● **Material for this task**:
★ ★ ★ ★

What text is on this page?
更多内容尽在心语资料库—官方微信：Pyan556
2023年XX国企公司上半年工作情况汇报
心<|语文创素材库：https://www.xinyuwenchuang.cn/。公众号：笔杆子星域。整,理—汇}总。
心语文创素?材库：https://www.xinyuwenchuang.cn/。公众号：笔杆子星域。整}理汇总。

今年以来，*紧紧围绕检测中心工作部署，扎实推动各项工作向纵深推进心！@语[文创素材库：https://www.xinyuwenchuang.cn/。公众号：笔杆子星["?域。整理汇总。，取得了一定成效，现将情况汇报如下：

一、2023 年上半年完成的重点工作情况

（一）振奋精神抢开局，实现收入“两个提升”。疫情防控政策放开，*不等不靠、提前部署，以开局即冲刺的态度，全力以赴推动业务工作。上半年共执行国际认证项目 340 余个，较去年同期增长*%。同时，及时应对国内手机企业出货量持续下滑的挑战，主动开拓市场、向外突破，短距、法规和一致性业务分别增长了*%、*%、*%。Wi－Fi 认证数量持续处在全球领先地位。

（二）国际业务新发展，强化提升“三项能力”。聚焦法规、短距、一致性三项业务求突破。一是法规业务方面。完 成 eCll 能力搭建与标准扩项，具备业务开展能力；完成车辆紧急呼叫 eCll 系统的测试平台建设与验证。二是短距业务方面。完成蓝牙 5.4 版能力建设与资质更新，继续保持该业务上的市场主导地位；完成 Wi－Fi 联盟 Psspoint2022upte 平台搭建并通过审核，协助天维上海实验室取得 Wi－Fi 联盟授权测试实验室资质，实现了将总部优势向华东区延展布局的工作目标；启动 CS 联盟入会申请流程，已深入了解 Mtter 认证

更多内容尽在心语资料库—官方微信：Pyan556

★ ★ ★ ★

● **Given instruction**:
Copy every line of the material, please, keeping it exactly the same.

● **Output of the task**:
What text is on this page?
更多内容尽在心语资料库—官方微信：Pyan556
2023年XX国企公司上半年工作情况汇报
心<|语文创素材库：https://www.xinyuwenchuang.cn/。公众号：笔杆子星域。整,理—汇}总。
心语文创素?材库：https://www.xinyuwenchuang.cn/。公众号：笔杆子星域。整}理汇总。

今年以来，*紧紧围绕检测中心工作部署，扎实推动各项工作向纵深推进心！@语[文创素材库：https://www.xinyuwenchuang.cn/。公众号：笔杆子星["?域。整理汇总。，取得了一定成效，现将情况汇报如下：

一、2023 年上半年完成的重点工作情况

（一）振奋精神抢开局，实现收入“两个提升”。疫情防控政策放开，*不等不靠、提前部署，以开局即冲刺的态度，全力以赴推动业务工作。上半年共执行国际认证项目 340 余个，较去年同期增长*%。同时，及时应对国内手机企业出货量持续下滑的挑战，主动开拓市场、向外突破，短距、法规和一致性业务分别增长了*%、*%、*%。Wi－Fi 认证数量持续处在全球领先地位。

（二）国际业务新发展，强化提升“三项能力”。聚焦法规、短距、一致性三项业务求突破。一是法规业务方面。完 成 eCll 能力搭建与标准扩项，具备业务开展能力；完成车辆紧急呼叫 eCll 系统的测试平台建设与验证。二是短距业务方面。完成蓝牙 5.4 版能力建设与资质更新，继续保持该业务上的市场主导地位；完成 Wi－Fi 联盟 Psspoint2022upte 平台搭建并通过审核，协助天维上海实验室取得 Wi－Fi 联盟授权测试实验室资质，实现了将总部优势向华东区延展布局的工作目标；启动 CS 联盟入会申请流程，已深入了解 Mtter 认证

更多内容尽在心语资料库—官方微信：Pyan556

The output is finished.